Ces contraventions dressées alors que les membres de ces associations étaient dans l’exercice de leur activité professionnelle ont été contestées, sachant que ces membres étaient toujours munis de l’attestation de déplacement professionnel requise, avec pour motif dérogatoire « l’assistance aux personnes vulnérables et précaires ».
Le 20/04/2021, Mme Stella Dupont, une députée LREM, interroge le ministre de l’Intérieur, M. Gérald Darmanin, sur la base légale de ces verbalisations. Un an plus tard, le 19/04/2022, le ministre de l’Intérieur présente sa réponse, dans laquelle il avance “qu’il est arrivé […] que le motif de déplacement, à savoir « l’assistance aux personnes vulnérables et précaires », soit manifestement détourné”. Selon lui, “les membres d’associations n’exerçaient aucune action humanitaire mais se posaient en revanche en « censeurs » d’opérations de police, pourtant menées en application et dans le respect de la loi”.

___

## Exercice écrit A
Recopiez telles quelles les lignes des entrées ci-dessous, en commençant par la ligne qui contient « Decompose this screenshot » et en vous arrêtant après la ligne qui contient « gallery-button[interactable] [566,1814,630,1878] ».

## Informations affichées

___

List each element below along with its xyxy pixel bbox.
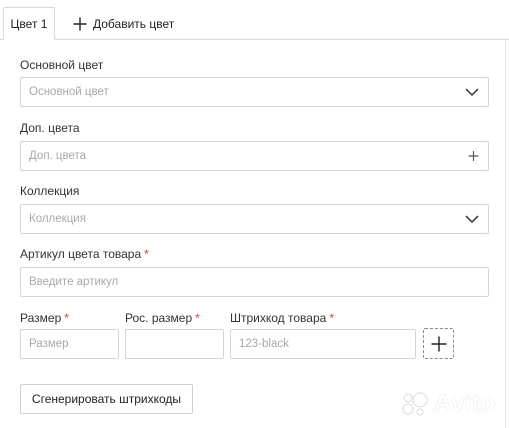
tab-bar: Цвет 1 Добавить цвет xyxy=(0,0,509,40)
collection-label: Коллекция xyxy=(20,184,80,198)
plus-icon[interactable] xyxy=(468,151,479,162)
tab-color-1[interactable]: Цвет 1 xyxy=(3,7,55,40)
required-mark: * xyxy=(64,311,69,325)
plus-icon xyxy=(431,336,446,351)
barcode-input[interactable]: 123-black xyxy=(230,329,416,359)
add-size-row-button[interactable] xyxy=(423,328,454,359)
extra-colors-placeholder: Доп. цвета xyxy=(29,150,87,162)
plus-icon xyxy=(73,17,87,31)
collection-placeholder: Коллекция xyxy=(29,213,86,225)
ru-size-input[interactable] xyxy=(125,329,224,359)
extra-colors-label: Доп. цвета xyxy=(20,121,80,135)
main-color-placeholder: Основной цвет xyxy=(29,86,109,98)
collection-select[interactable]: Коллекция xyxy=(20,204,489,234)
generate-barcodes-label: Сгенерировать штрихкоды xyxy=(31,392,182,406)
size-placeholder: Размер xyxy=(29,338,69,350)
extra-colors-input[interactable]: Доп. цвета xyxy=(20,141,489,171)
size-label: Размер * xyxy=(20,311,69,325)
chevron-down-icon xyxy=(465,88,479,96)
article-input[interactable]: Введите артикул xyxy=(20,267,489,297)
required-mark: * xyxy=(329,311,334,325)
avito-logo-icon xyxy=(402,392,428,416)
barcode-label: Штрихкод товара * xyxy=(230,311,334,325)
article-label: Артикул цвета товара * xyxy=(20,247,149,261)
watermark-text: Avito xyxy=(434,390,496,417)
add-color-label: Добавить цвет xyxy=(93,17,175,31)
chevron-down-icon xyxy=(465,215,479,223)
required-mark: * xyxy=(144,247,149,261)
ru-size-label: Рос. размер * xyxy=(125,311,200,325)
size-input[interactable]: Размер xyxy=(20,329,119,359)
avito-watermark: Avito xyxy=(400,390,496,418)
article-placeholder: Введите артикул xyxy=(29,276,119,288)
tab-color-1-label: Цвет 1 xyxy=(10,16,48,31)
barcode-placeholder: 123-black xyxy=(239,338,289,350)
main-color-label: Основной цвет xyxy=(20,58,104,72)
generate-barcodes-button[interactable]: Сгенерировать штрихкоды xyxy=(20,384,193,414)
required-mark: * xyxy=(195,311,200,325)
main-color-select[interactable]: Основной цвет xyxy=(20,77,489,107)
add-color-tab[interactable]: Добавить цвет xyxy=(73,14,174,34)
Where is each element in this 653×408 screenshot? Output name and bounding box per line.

___

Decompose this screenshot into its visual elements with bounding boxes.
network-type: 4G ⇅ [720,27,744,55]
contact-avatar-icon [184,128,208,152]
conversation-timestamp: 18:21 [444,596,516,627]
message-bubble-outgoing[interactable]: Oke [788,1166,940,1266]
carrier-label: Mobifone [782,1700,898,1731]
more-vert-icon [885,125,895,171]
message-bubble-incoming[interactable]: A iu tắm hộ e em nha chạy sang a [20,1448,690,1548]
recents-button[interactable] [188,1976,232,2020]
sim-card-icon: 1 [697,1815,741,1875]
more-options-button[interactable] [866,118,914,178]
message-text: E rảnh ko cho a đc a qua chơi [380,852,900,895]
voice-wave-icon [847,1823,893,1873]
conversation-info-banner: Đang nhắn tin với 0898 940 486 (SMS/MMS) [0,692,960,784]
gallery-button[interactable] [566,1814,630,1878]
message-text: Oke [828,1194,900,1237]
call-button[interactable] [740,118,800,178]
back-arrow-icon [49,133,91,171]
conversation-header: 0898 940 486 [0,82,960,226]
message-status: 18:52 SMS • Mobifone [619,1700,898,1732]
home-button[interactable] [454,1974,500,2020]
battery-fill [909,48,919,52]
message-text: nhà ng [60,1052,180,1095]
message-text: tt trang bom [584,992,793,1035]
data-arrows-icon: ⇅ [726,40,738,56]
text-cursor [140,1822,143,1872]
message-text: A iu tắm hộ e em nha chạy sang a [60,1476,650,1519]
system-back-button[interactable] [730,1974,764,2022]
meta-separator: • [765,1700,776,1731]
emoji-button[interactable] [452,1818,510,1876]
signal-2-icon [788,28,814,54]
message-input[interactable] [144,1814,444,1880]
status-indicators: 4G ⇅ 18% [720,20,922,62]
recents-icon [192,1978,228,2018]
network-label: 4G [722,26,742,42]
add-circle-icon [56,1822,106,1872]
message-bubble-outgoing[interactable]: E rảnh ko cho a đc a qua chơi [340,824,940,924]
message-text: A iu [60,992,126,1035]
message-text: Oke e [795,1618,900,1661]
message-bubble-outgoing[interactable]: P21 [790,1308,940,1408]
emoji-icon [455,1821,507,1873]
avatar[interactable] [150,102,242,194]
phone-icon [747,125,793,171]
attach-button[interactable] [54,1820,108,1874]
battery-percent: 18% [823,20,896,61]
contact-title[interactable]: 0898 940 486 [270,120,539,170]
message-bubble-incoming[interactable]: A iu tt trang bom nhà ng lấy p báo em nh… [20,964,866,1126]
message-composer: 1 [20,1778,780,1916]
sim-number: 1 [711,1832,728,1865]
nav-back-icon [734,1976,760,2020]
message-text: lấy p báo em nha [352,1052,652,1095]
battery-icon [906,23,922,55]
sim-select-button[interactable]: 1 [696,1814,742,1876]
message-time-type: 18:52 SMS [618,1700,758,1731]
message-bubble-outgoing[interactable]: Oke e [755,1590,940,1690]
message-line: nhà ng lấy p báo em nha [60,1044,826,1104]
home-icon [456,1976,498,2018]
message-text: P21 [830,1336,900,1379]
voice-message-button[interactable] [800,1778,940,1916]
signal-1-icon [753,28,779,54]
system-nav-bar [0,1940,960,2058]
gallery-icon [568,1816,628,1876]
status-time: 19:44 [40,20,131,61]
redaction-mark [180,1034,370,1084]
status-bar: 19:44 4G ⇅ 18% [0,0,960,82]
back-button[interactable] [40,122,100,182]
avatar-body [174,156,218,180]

___

## Exercice écrit B
Relevez dans l’ordre toutes les expressions placées entre guillemets « » dans le texte cité, répétitions comprises.

## Sortie complète A
Decompose this screenshot into its visual elements with bounding boxes.
network-type: 4G ⇅ [720,27,744,55]
contact-avatar-icon [184,128,208,152]
conversation-timestamp: 18:21 [444,596,516,627]
message-bubble-outgoing[interactable]: Oke [788,1166,940,1266]
carrier-label: Mobifone [782,1700,898,1731]
more-vert-icon [885,125,895,171]
message-bubble-incoming[interactable]: A iu tắm hộ e em nha chạy sang a [20,1448,690,1548]
recents-button[interactable] [188,1976,232,2020]
sim-card-icon: 1 [697,1815,741,1875]
more-options-button[interactable] [866,118,914,178]
message-text: E rảnh ko cho a đc a qua chơi [380,852,900,895]
voice-wave-icon [847,1823,893,1873]
conversation-info-banner: Đang nhắn tin với 0898 940 486 (SMS/MMS) [0,692,960,784]
gallery-button[interactable] [566,1814,630,1878]

## Sortie complète B
1. « l’assistance aux personnes vulnérables et précaires »
2. « l’assistance aux personnes vulnérables et précaires »
3. « censeurs »